-- Start SOURCE RECORDS --
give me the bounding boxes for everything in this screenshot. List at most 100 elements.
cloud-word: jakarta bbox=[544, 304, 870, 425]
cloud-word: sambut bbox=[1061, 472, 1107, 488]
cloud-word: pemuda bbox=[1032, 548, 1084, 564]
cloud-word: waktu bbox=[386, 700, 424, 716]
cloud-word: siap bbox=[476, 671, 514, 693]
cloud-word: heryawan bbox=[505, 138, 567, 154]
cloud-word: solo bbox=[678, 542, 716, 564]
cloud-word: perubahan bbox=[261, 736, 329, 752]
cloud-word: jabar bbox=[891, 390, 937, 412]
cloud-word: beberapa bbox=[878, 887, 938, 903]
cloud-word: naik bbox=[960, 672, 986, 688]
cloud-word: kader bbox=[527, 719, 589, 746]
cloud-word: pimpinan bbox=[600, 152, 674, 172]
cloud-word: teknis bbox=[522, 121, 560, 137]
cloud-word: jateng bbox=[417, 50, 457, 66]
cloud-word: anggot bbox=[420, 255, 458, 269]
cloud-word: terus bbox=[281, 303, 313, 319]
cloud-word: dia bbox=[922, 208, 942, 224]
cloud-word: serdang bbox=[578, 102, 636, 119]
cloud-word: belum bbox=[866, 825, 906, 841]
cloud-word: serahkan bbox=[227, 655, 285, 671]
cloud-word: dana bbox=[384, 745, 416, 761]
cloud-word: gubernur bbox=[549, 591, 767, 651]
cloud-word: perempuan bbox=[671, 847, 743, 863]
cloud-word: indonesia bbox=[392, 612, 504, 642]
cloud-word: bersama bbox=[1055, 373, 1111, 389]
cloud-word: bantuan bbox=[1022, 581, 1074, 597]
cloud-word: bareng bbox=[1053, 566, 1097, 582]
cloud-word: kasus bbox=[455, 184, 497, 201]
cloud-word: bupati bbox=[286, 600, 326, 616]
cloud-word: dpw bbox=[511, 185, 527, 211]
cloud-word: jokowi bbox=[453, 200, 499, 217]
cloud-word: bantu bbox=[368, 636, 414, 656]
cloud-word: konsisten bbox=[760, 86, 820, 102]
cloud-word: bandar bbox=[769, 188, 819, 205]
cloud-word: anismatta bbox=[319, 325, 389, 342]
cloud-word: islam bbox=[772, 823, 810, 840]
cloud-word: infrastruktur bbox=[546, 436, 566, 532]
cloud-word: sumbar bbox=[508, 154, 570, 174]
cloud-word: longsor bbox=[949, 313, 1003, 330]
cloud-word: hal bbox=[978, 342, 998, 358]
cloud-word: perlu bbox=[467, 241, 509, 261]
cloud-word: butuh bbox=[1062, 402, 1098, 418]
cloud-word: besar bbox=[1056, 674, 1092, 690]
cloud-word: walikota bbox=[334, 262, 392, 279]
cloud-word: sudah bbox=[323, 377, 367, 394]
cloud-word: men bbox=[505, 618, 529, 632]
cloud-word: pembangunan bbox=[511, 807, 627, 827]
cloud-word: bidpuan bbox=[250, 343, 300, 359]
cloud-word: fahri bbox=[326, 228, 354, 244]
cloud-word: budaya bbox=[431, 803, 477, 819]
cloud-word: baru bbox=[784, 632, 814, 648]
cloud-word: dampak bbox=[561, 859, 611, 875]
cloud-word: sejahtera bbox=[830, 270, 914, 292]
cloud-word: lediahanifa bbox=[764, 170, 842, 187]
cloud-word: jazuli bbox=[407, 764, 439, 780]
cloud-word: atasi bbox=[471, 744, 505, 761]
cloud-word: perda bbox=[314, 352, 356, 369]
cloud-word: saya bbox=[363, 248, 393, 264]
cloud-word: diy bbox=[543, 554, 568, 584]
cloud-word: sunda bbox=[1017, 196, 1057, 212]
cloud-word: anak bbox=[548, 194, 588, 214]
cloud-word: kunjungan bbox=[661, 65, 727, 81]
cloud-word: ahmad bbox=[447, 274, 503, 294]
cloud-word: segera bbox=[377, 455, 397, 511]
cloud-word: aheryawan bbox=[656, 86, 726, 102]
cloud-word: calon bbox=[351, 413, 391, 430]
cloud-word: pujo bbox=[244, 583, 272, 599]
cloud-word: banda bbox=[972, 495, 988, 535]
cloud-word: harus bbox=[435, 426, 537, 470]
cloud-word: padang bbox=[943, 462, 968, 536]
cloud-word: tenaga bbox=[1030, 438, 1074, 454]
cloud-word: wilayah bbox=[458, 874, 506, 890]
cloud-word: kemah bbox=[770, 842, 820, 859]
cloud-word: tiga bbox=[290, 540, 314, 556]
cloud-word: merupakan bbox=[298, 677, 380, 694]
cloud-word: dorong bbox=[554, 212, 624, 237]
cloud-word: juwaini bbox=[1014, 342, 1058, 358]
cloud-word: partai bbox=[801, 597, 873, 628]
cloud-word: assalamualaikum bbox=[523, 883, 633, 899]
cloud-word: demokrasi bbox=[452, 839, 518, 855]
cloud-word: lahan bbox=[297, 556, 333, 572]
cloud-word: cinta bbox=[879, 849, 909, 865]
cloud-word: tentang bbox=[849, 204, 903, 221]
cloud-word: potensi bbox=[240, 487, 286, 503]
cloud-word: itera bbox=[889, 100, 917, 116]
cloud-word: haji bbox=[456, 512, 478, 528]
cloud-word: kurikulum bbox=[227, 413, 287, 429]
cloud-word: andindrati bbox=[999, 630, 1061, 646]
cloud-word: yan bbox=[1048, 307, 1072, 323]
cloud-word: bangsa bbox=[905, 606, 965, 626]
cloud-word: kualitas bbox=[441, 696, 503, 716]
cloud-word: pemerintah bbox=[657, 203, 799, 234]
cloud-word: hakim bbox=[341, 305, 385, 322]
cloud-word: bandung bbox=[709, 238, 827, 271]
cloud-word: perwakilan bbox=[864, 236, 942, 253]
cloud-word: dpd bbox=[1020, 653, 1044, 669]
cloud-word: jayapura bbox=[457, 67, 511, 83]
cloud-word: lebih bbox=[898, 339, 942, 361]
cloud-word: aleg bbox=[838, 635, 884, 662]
-- End SOURCE RECORDS --
-- Start SOURCE RECORDS --
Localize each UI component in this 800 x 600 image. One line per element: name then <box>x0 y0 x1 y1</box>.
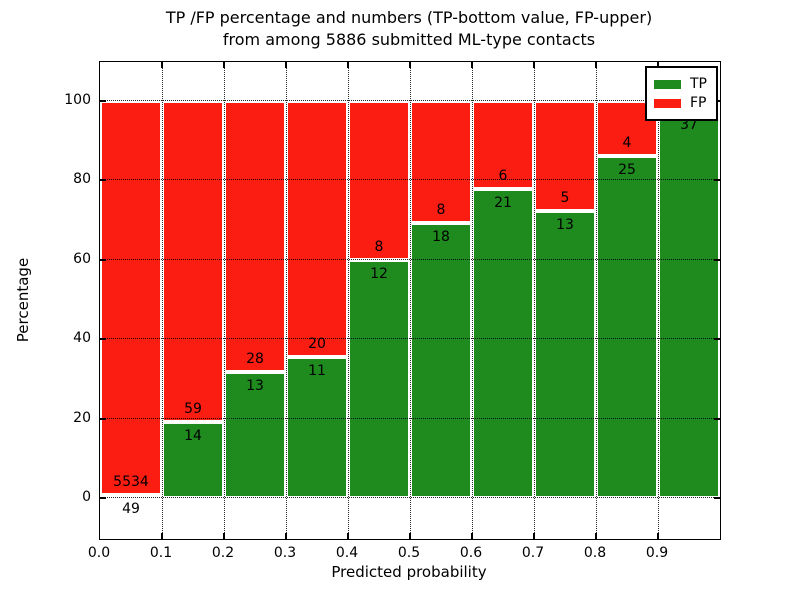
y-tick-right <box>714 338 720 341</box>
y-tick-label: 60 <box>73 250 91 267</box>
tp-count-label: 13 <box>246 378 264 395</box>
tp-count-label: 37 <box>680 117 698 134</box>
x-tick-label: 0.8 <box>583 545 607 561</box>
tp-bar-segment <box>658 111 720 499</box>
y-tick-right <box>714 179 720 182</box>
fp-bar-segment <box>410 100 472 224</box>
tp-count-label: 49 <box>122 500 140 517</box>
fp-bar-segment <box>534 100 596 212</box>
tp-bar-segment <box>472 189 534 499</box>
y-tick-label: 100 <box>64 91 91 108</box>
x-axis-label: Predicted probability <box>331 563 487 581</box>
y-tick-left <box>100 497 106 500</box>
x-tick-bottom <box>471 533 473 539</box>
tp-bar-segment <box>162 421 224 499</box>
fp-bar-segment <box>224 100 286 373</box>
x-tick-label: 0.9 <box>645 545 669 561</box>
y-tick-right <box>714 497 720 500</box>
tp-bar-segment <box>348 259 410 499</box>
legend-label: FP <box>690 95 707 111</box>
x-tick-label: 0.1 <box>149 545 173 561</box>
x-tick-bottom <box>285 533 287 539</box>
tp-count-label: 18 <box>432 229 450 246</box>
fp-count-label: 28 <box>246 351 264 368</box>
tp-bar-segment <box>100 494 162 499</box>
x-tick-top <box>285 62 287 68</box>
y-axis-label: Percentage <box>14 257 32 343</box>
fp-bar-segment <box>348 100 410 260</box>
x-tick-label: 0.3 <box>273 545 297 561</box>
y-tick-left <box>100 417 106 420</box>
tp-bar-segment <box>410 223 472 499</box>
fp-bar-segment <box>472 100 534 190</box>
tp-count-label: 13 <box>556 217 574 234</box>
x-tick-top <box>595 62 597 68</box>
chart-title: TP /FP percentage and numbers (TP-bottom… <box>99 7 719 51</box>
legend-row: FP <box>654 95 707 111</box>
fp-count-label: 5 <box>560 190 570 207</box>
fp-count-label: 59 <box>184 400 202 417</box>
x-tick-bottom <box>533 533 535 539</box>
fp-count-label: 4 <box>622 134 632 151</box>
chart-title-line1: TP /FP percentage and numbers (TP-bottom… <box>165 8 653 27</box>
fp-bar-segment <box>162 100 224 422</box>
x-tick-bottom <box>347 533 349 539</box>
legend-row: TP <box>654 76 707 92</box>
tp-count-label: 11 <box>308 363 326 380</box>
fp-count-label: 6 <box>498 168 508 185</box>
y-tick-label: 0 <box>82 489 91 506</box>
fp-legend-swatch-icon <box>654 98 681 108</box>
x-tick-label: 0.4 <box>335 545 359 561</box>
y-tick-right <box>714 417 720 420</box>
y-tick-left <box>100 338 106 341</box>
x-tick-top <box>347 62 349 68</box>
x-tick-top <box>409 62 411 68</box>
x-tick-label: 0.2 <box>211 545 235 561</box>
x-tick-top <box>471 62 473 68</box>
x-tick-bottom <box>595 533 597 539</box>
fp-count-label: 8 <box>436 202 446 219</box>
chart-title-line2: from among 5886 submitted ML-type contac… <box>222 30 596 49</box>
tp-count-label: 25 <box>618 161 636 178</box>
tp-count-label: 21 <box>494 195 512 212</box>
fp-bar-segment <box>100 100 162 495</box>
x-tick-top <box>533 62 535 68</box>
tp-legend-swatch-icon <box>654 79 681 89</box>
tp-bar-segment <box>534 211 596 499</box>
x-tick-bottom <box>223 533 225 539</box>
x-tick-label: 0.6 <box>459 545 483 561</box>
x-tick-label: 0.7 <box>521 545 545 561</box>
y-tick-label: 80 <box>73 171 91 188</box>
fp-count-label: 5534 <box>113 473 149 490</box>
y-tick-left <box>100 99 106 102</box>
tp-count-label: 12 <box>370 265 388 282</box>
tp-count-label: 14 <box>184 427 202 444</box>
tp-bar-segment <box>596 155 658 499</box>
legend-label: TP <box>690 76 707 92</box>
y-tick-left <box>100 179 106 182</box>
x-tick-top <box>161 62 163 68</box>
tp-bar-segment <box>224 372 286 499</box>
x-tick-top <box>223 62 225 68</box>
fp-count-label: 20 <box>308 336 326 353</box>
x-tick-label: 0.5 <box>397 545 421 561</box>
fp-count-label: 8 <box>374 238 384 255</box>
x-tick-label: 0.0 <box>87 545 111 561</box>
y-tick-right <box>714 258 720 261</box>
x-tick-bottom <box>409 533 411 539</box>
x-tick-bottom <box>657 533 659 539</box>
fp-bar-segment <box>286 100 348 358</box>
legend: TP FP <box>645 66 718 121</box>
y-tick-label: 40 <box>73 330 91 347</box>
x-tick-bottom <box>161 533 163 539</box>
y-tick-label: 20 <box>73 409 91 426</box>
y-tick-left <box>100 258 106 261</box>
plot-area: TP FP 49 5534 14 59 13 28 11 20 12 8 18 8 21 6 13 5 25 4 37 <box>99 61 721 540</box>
-- End SOURCE RECORDS --
- THE EXERCISE: Write out the lines of the listing from the line with "give me the" up to and including the line with "cloud-word: siap bbox=[476, 671, 514, 693]", keeping each line unchanged.

- REPLY TO THE TASK:
give me the bounding boxes for everything in this screenshot. List at most 100 elements.
cloud-word: jakarta bbox=[544, 304, 870, 425]
cloud-word: sambut bbox=[1061, 472, 1107, 488]
cloud-word: pemuda bbox=[1032, 548, 1084, 564]
cloud-word: waktu bbox=[386, 700, 424, 716]
cloud-word: siap bbox=[476, 671, 514, 693]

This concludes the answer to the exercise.